• _Data supplied_
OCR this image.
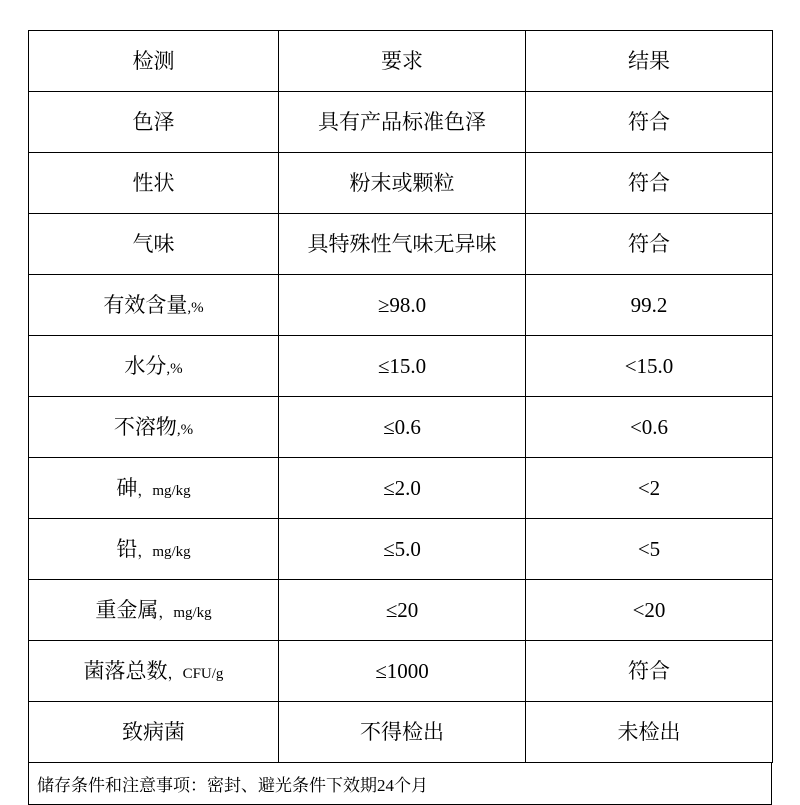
检测	要求	结果
色泽	具有产品标准色泽	符合
性状	粉末或颗粒	符合
气味	具特殊性气味无异味	符合
有效含量,%	≥98.0	99.2
水分,%	≤15.0	<15.0
不溶物,%	≤0.6	<0.6
砷，mg/kg	≤2.0	<2
铅，mg/kg	≤5.0	<5
重金属，mg/kg	≤20	<20
菌落总数，CFU/g	≤1000	符合
致病菌	不得检出	未检出
储存条件和注意事项：密封、避光条件下效期24个月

• _Exercise brief_
Return the records exactly. Don't carry the pictures over.

• _Reply to the exercise_
OCR this image.
检测	要求	结果
色泽	具有产品标准色泽	符合
性状	粉末或颗粒	符合
气味	具特殊性气味无异味	符合
有效含量,%	≥98.0	99.2
水分,%	≤15.0	<15.0
不溶物,%	≤0.6	<0.6
砷，mg/kg	≤2.0	<2
铅，mg/kg	≤5.0	<5
重金属，mg/kg	≤20	<20
菌落总数，CFU/g	≤1000	符合
致病菌	不得检出	未检出
储存条件和注意事项：密封、避光条件下效期24个月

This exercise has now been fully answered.